- Task goal
The line containing "Output the text content of this document." and every line after it, through the last, are to be extracted exactly; no other lines belong in the answer.

Saved entries:
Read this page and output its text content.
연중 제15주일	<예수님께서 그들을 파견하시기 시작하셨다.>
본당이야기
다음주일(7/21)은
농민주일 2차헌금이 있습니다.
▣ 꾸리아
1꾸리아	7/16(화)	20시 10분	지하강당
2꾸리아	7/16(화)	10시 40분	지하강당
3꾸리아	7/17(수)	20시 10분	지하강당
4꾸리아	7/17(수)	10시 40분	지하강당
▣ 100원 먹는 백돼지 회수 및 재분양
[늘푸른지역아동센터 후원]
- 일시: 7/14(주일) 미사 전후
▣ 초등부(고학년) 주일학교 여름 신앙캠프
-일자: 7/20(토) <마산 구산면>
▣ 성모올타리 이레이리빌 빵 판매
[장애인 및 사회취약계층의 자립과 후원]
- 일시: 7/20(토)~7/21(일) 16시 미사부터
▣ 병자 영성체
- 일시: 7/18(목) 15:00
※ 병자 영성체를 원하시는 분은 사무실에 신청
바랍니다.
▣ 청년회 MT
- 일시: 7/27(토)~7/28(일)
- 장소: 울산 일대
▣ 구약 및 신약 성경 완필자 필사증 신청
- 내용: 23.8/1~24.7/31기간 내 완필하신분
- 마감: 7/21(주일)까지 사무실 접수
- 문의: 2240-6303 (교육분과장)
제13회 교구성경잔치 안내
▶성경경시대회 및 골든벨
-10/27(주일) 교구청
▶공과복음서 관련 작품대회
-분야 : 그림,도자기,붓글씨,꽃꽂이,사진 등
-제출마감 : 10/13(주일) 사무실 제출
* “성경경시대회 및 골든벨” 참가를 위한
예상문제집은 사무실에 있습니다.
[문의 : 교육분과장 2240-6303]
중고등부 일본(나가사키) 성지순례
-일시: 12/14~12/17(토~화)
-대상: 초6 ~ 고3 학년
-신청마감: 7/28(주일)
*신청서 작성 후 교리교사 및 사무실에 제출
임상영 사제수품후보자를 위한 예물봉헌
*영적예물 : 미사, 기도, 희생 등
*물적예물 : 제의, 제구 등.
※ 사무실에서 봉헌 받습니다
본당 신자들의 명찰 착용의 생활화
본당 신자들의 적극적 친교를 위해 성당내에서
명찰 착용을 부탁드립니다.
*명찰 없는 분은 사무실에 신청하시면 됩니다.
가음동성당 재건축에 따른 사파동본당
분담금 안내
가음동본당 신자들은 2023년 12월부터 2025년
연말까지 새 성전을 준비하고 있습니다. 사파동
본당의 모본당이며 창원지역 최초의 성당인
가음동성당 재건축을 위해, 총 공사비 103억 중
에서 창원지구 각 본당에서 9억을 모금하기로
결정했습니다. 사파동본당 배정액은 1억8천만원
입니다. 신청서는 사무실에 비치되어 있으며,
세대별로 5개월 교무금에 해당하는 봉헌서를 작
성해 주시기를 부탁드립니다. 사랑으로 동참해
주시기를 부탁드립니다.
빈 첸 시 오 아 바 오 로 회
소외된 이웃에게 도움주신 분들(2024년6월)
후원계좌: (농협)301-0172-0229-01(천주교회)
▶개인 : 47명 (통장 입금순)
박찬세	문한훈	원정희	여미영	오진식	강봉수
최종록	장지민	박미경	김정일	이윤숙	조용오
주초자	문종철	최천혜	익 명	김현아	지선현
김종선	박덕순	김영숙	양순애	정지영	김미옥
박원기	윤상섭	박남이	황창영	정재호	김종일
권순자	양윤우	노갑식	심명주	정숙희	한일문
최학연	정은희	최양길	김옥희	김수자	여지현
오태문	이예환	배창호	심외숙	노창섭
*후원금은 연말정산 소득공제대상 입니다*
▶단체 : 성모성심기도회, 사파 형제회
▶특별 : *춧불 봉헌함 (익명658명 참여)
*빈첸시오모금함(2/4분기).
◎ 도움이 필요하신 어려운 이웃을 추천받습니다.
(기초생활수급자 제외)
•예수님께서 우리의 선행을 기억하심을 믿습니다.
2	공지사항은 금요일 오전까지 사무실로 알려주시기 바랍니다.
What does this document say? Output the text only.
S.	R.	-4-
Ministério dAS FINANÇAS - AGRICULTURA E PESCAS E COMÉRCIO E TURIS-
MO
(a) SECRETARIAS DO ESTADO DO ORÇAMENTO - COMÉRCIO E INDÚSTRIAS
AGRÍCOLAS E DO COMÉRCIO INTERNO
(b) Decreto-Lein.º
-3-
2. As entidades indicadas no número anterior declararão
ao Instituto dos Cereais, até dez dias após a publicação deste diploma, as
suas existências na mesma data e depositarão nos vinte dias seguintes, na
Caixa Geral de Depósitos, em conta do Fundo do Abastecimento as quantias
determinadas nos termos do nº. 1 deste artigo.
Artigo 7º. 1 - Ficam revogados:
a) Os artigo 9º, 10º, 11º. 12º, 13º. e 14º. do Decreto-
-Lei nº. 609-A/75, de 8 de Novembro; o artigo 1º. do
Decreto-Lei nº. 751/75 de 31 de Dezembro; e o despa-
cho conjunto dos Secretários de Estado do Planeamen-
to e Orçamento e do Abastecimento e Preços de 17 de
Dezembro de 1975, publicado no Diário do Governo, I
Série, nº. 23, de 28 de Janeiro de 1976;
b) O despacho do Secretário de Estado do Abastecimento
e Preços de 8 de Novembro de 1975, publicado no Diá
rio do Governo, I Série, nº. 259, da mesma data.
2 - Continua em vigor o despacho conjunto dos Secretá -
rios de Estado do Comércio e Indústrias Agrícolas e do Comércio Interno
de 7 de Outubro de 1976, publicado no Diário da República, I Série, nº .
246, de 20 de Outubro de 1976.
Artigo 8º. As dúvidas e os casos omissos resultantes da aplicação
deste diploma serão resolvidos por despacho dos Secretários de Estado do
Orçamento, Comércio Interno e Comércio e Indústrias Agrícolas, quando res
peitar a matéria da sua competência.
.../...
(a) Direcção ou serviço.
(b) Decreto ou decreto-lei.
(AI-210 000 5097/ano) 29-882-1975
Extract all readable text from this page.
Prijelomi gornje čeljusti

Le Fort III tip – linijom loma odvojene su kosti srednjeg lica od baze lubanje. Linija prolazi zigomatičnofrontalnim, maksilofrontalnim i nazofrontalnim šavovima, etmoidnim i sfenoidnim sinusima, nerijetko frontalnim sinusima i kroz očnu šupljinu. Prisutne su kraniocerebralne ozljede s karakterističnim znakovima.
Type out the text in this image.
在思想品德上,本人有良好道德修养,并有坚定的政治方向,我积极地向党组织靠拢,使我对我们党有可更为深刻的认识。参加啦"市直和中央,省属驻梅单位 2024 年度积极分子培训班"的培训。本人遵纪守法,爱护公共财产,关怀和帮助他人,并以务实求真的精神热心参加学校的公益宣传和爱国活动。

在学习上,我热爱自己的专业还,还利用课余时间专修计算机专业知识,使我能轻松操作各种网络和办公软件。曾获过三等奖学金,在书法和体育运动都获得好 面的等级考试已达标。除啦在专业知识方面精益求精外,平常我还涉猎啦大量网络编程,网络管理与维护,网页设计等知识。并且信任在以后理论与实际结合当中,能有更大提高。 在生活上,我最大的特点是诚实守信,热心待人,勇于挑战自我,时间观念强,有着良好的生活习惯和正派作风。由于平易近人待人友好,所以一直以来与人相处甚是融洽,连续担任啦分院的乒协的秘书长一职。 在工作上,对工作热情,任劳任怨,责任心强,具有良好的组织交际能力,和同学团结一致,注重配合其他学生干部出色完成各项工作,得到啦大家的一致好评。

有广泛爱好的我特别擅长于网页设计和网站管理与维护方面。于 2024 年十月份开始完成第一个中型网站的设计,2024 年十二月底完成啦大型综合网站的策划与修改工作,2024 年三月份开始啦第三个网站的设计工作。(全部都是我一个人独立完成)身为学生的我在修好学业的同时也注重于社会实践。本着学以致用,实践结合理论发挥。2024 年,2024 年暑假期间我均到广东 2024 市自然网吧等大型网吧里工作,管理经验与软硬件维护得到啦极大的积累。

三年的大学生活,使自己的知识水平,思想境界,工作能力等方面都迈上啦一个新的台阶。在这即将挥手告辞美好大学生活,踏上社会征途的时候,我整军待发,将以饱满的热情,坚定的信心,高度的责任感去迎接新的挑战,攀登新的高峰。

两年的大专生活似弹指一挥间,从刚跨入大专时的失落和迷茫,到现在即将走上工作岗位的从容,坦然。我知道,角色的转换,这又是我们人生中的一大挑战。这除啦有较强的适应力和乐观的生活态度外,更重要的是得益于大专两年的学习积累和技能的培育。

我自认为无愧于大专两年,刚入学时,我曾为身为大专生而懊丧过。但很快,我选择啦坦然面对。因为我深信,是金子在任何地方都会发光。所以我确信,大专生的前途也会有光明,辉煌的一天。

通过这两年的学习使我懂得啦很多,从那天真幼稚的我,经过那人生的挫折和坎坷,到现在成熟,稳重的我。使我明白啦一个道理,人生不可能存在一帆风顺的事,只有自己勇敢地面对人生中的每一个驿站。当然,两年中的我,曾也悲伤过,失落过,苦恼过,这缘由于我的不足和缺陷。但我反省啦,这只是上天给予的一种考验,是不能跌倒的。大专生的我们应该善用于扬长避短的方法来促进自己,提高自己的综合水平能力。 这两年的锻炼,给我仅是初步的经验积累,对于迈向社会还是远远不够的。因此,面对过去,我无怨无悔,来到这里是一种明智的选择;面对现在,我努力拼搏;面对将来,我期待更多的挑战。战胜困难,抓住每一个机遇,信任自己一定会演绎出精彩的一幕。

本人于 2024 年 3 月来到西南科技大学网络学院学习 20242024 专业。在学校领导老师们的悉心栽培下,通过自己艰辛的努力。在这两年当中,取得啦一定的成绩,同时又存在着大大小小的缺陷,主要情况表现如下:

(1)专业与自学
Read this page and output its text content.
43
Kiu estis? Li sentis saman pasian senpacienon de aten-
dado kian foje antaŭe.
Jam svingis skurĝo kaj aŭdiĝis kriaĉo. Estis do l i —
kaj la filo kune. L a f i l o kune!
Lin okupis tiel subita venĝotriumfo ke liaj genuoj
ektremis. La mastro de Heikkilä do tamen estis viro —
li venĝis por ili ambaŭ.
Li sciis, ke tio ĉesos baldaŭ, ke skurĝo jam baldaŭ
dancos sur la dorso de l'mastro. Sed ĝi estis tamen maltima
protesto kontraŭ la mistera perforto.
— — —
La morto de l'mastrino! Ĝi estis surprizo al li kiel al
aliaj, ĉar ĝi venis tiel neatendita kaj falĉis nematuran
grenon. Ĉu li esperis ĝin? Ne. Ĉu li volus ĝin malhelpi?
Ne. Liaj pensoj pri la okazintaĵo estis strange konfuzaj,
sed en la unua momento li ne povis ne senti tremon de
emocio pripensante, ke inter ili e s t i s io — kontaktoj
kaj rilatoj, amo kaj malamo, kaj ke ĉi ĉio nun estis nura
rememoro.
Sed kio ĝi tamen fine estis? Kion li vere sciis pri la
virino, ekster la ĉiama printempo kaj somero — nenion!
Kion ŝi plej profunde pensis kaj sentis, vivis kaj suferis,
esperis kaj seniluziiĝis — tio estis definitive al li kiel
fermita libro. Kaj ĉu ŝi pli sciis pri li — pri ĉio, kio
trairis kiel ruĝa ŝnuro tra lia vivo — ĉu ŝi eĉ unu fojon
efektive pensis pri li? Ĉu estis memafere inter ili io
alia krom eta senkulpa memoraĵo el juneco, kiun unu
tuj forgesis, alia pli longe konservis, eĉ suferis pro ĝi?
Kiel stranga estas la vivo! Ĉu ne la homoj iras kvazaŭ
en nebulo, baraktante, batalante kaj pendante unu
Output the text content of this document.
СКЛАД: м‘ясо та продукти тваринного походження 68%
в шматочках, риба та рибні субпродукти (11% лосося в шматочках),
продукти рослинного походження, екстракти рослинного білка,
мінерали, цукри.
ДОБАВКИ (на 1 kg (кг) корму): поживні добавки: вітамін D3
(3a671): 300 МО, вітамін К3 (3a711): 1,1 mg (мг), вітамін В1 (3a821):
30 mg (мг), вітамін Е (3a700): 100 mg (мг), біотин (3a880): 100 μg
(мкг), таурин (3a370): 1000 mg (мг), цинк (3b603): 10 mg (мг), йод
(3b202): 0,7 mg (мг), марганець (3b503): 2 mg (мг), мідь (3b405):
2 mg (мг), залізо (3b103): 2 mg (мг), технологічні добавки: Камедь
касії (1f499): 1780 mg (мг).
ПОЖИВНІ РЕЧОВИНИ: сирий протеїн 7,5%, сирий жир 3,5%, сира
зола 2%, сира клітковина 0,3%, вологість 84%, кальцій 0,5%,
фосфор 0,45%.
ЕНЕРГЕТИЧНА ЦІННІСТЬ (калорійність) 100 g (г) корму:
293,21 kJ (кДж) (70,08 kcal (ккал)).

- Written answer
Output the text content of this document.
СКЛАД: м‘ясо та продукти тваринного походження 68%
в шматочках, риба та рибні субпродукти (11% лосося в шматочках),
продукти рослинного походження, екстракти рослинного білка,
мінерали, цукри.
ДОБАВКИ (на 1 kg (кг) корму): поживні добавки: вітамін D3
(3a671): 300 МО, вітамін К3 (3a711): 1,1 mg (мг), вітамін В1 (3a821):
30 mg (мг), вітамін Е (3a700): 100 mg (мг), біотин (3a880): 100 μg
(мкг), таурин (3a370): 1000 mg (мг), цинк (3b603): 10 mg (мг), йод
(3b202): 0,7 mg (мг), марганець (3b503): 2 mg (мг), мідь (3b405):
2 mg (мг), залізо (3b103): 2 mg (мг), технологічні добавки: Камедь
касії (1f499): 1780 mg (мг).
ПОЖИВНІ РЕЧОВИНИ: сирий протеїн 7,5%, сирий жир 3,5%, сира
зола 2%, сира клітковина 0,3%, вологість 84%, кальцій 0,5%,
фосфор 0,45%.
ЕНЕРГЕТИЧНА ЦІННІСТЬ (калорійність) 100 g (г) корму:
293,21 kJ (кДж) (70,08 kcal (ккал)).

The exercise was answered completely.